§ **What is asked**
Copy the entries below exactly. Images do not belong in the copy.

§ **Supplied data**

* * *

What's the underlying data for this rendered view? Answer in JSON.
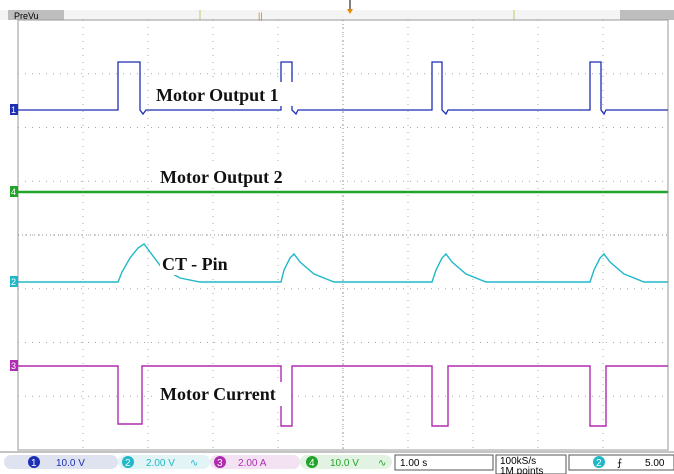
{
  "header": {
    "mode_label": "PreVu",
    "trigger_marker": "T"
  },
  "traces": [
    {
      "id": "ch1",
      "marker": "1",
      "label": "Motor Output 1",
      "color": "#1c2fb5"
    },
    {
      "id": "ch4",
      "marker": "4",
      "label": "Motor Output 2",
      "color": "#22a32a"
    },
    {
      "id": "ch2",
      "marker": "2",
      "label": "CT - Pin",
      "color": "#20b8c8"
    },
    {
      "id": "ch3",
      "marker": "3",
      "label": "Motor Current",
      "color": "#b02cb0"
    }
  ],
  "status_bar": {
    "ch1": {
      "num": "1",
      "value": "10.0 V"
    },
    "ch2": {
      "num": "2",
      "value": "2.00 V",
      "suffix": "∿"
    },
    "ch3": {
      "num": "3",
      "value": "2.00 A"
    },
    "ch4": {
      "num": "4",
      "value": "10.0 V",
      "suffix": "∿"
    },
    "timebase": "1.00 s",
    "sample_rate": "100kS/s",
    "record_length": "1M points",
    "trigger_channel": "2",
    "trigger_slope": "⨍",
    "trigger_level": "5.00"
  }
}
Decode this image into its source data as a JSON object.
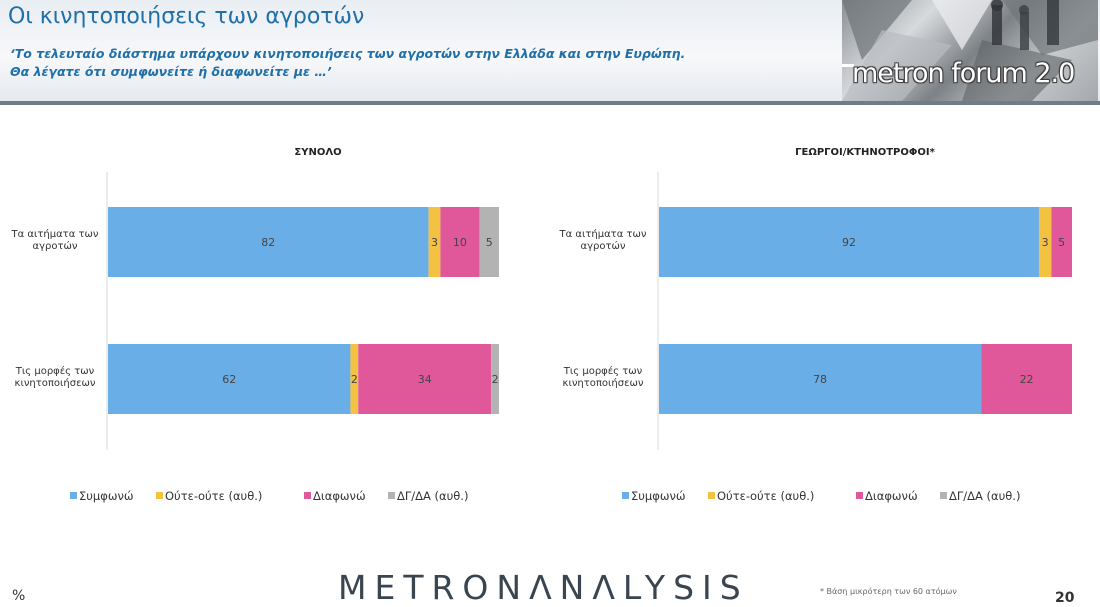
{
  "header": {
    "title": "Οι κινητοποιήσεις των αγροτών",
    "subtitle_line1": "‘Το τελευταίο διάστημα υπάρχουν κινητοποιήσεις των αγροτών στην Ελλάδα και στην Ευρώπη.",
    "subtitle_line2": "Θα λέγατε ότι συμφωνείτε ή διαφωνείτε με …’",
    "logo_text": "metron forum 2.0"
  },
  "footer": {
    "unit": "%",
    "brand": "METRONΛNΛLYSIS",
    "footnote": "* Βάση μικρότερη των 60 ατόμων",
    "page": "20"
  },
  "colors": {
    "agree": "#6aaee8",
    "neutral": "#f3c243",
    "disagree": "#e0589a",
    "dk": "#b3b3b3"
  },
  "chart_data": [
    {
      "type": "bar",
      "orientation": "horizontal",
      "stacked": true,
      "title": "ΣΥΝΟΛΟ",
      "categories": [
        "Τα αιτήματα των αγροτών",
        "Τις μορφές των κινητοποιήσεων"
      ],
      "series": [
        {
          "name": "Συμφωνώ",
          "values": [
            82,
            62
          ]
        },
        {
          "name": "Ούτε-ούτε (αυθ.)",
          "values": [
            3,
            2
          ]
        },
        {
          "name": "Διαφωνώ",
          "values": [
            10,
            34
          ]
        },
        {
          "name": "ΔΓ/ΔΑ (αυθ.)",
          "values": [
            5,
            2
          ]
        }
      ],
      "xlim": [
        0,
        100
      ],
      "legend": "bottom"
    },
    {
      "type": "bar",
      "orientation": "horizontal",
      "stacked": true,
      "title": "ΓΕΩΡΓΟΙ/ΚΤΗΝΟΤΡΟΦΟΙ*",
      "categories": [
        "Τα αιτήματα των αγροτών",
        "Τις μορφές των κινητοποιήσεων"
      ],
      "series": [
        {
          "name": "Συμφωνώ",
          "values": [
            92,
            78
          ]
        },
        {
          "name": "Ούτε-ούτε (αυθ.)",
          "values": [
            3,
            0
          ]
        },
        {
          "name": "Διαφωνώ",
          "values": [
            5,
            22
          ]
        },
        {
          "name": "ΔΓ/ΔΑ (αυθ.)",
          "values": [
            0,
            0
          ]
        }
      ],
      "xlim": [
        0,
        100
      ],
      "legend": "bottom"
    }
  ]
}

* * *

§ **Result for this task**
What's the underlying data for this rendered view? Answer in JSON.
{
  "header": {
    "mode_label": "PreVu",
    "trigger_marker": "T"
  },
  "traces": [
    {
      "id": "ch1",
      "marker": "1",
      "label": "Motor Output 1",
      "color": "#1c2fb5"
    },
    {
      "id": "ch4",
      "marker": "4",
      "label": "Motor Output 2",
      "color": "#22a32a"
    },
    {
      "id": "ch2",
      "marker": "2",
      "label": "CT - Pin",
      "color": "#20b8c8"
    },
    {
      "id": "ch3",
      "marker": "3",
      "label": "Motor Current",
      "color": "#b02cb0"
    }
  ],
  "status_bar": {
    "ch1": {
      "num": "1",
      "value": "10.0 V"
    },
    "ch2": {
      "num": "2",
      "value": "2.00 V",
      "suffix": "∿"
    },
    "ch3": {
      "num": "3",
      "value": "2.00 A"
    },
    "ch4": {
      "num": "4",
      "value": "10.0 V",
      "suffix": "∿"
    },
    "timebase": "1.00 s",
    "sample_rate": "100kS/s",
    "record_length": "1M points",
    "trigger_channel": "2",
    "trigger_slope": "⨍",
    "trigger_level": "5.00"
  }
}
Decode this image into its source data as a JSON object.
{
  "header": {
    "title": "Οι κινητοποιήσεις των αγροτών",
    "subtitle_line1": "‘Το τελευταίο διάστημα υπάρχουν κινητοποιήσεις των αγροτών στην Ελλάδα και στην Ευρώπη.",
    "subtitle_line2": "Θα λέγατε ότι συμφωνείτε ή διαφωνείτε με …’",
    "logo_text": "metron forum 2.0"
  },
  "footer": {
    "unit": "%",
    "brand": "METRONΛNΛLYSIS",
    "footnote": "* Βάση μικρότερη των 60 ατόμων",
    "page": "20"
  },
  "colors": {
    "agree": "#6aaee8",
    "neutral": "#f3c243",
    "disagree": "#e0589a",
    "dk": "#b3b3b3"
  },
  "chart_data": [
    {
      "type": "bar",
      "orientation": "horizontal",
      "stacked": true,
      "title": "ΣΥΝΟΛΟ",
      "categories": [
        "Τα αιτήματα των αγροτών",
        "Τις μορφές των κινητοποιήσεων"
      ],
      "series": [
        {
          "name": "Συμφωνώ",
          "values": [
            82,
            62
          ]
        },
        {
          "name": "Ούτε-ούτε (αυθ.)",
          "values": [
            3,
            2
          ]
        },
        {
          "name": "Διαφωνώ",
          "values": [
            10,
            34
          ]
        },
        {
          "name": "ΔΓ/ΔΑ (αυθ.)",
          "values": [
            5,
            2
          ]
        }
      ],
      "xlim": [
        0,
        100
      ],
      "legend": "bottom"
    },
    {
      "type": "bar",
      "orientation": "horizontal",
      "stacked": true,
      "title": "ΓΕΩΡΓΟΙ/ΚΤΗΝΟΤΡΟΦΟΙ*",
      "categories": [
        "Τα αιτήματα των αγροτών",
        "Τις μορφές των κινητοποιήσεων"
      ],
      "series": [
        {
          "name": "Συμφωνώ",
          "values": [
            92,
            78
          ]
        },
        {
          "name": "Ούτε-ούτε (αυθ.)",
          "values": [
            3,
            0
          ]
        },
        {
          "name": "Διαφωνώ",
          "values": [
            5,
            22
          ]
        },
        {
          "name": "ΔΓ/ΔΑ (αυθ.)",
          "values": [
            0,
            0
          ]
        }
      ],
      "xlim": [
        0,
        100
      ],
      "legend": "bottom"
    }
  ]
}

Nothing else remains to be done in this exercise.